- [Supplied entries]

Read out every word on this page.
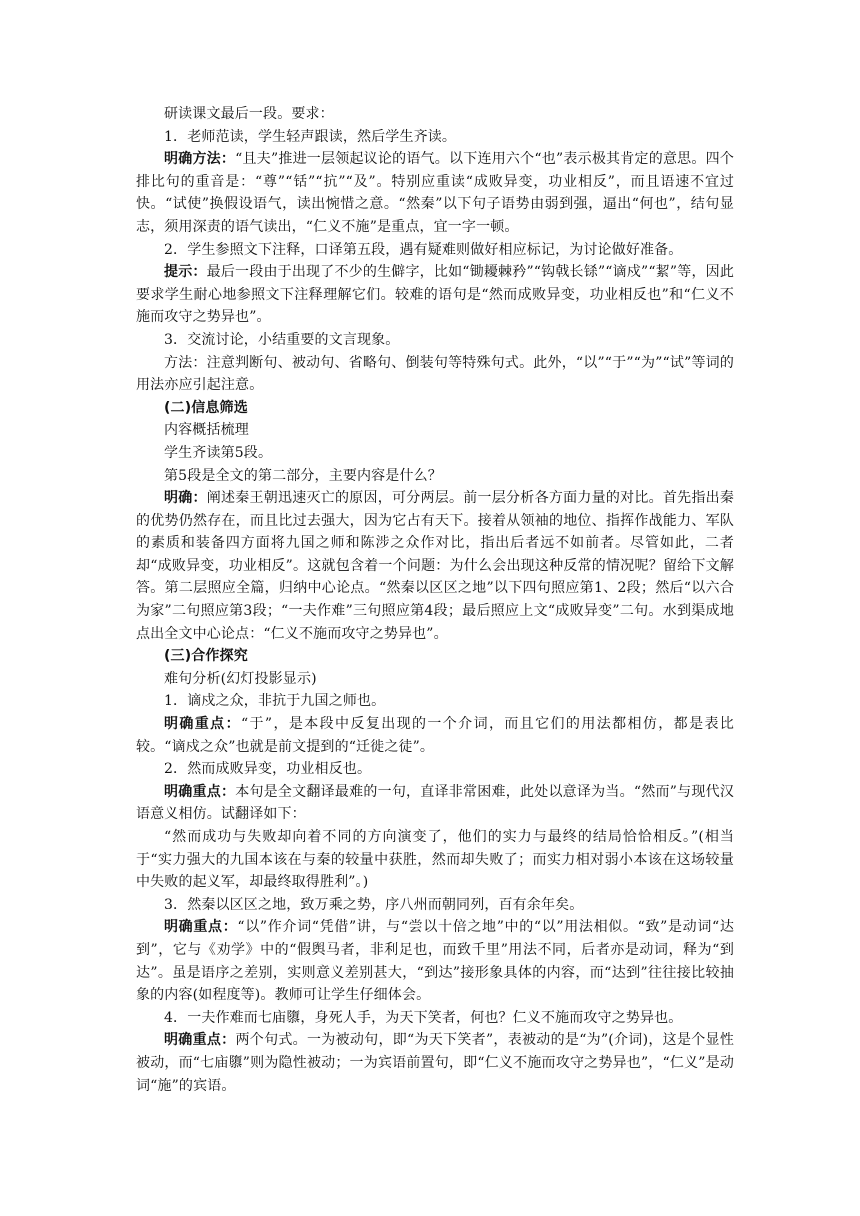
研读课文最后一段。要求：

1．老师范读，学生轻声跟读，然后学生齐读。

明确方法：“且夫”推进一层领起议论的语气。以下连用六个“也”表示极其肯定的意思。四个排比句的重音是：“尊”“铦”“抗”“及”。特别应重读“成败异变，功业相反”，而且语速不宜过快。“试使”换假设语气，读出惋惜之意。“然秦”以下句子语势由弱到强，逼出“何也”，结句显志，须用深责的语气读出，“仁义不施”是重点，宜一字一顿。

2．学生参照文下注释，口译第五段，遇有疑难则做好相应标记，为讨论做好准备。

提示：最后一段由于出现了不少的生僻字，比如“锄耰棘矜”“钩戟长铩”“谪戍”“絜”等，因此要求学生耐心地参照文下注释理解它们。较难的语句是“然而成败异变，功业相反也”和“仁义不施而攻守之势异也”。

3．交流讨论，小结重要的文言现象。

方法：注意判断句、被动句、省略句、倒装句等特殊句式。此外，“以”“于”“为”“试”等词的用法亦应引起注意。

(二)信息筛选

内容概括梳理

学生齐读第5段。

第5段是全文的第二部分，主要内容是什么？

明确：阐述秦王朝迅速灭亡的原因，可分两层。前一层分析各方面力量的对比。首先指出秦的优势仍然存在，而且比过去强大，因为它占有天下。接着从领袖的地位、指挥作战能力、军队的素质和装备四方面将九国之师和陈涉之众作对比，指出后者远不如前者。尽管如此，二者却“成败异变，功业相反”。这就包含着一个问题：为什么会出现这种反常的情况呢？留给下文解答。第二层照应全篇，归纳中心论点。“然秦以区区之地”以下四句照应第1、2段；然后“以六合为家”二句照应第3段；“一夫作难”三句照应第4段；最后照应上文“成败异变”二句。水到渠成地点出全文中心论点：“仁义不施而攻守之势异也”。

(三)合作探究

难句分析(幻灯投影显示)

1．谪戍之众，非抗于九国之师也。

明确重点：“于”，是本段中反复出现的一个介词，而且它们的用法都相仿，都是表比较。“谪戍之众”也就是前文提到的“迁徙之徒”。

2．然而成败异变，功业相反也。

明确重点：本句是全文翻译最难的一句，直译非常困难，此处以意译为当。“然而”与现代汉语意义相仿。试翻译如下：

“然而成功与失败却向着不同的方向演变了，他们的实力与最终的结局恰恰相反。”(相当于“实力强大的九国本该在与秦的较量中获胜，然而却失败了；而实力相对弱小本该在这场较量中失败的起义军，却最终取得胜利”。)

3．然秦以区区之地，致万乘之势，序八州而朝同列，百有余年矣。

明确重点：“以”作介词“凭借”讲，与“尝以十倍之地”中的“以”用法相似。“致”是动词“达到”，它与《劝学》中的“假舆马者，非利足也，而致千里”用法不同，后者亦是动词，释为“到达”。虽是语序之差别，实则意义差别甚大，“到达”接形象具体的内容，而“达到”往往接比较抽象的内容(如程度等)。教师可让学生仔细体会。

4．一夫作难而七庙隳，身死人手，为天下笑者，何也？仁义不施而攻守之势异也。

明确重点：两个句式。一为被动句，即“为天下笑者”，表被动的是“为”(介词)，这是个显性被动，而“七庙隳”则为隐性被动；一为宾语前置句，即“仁义不施而攻守之势异也”，“仁义”是动词“施”的宾语。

- [Problem statement]
Only the number is wanted: how many lines of the material contain the word "为天下笑者"?

- [Answer to the exercise]
2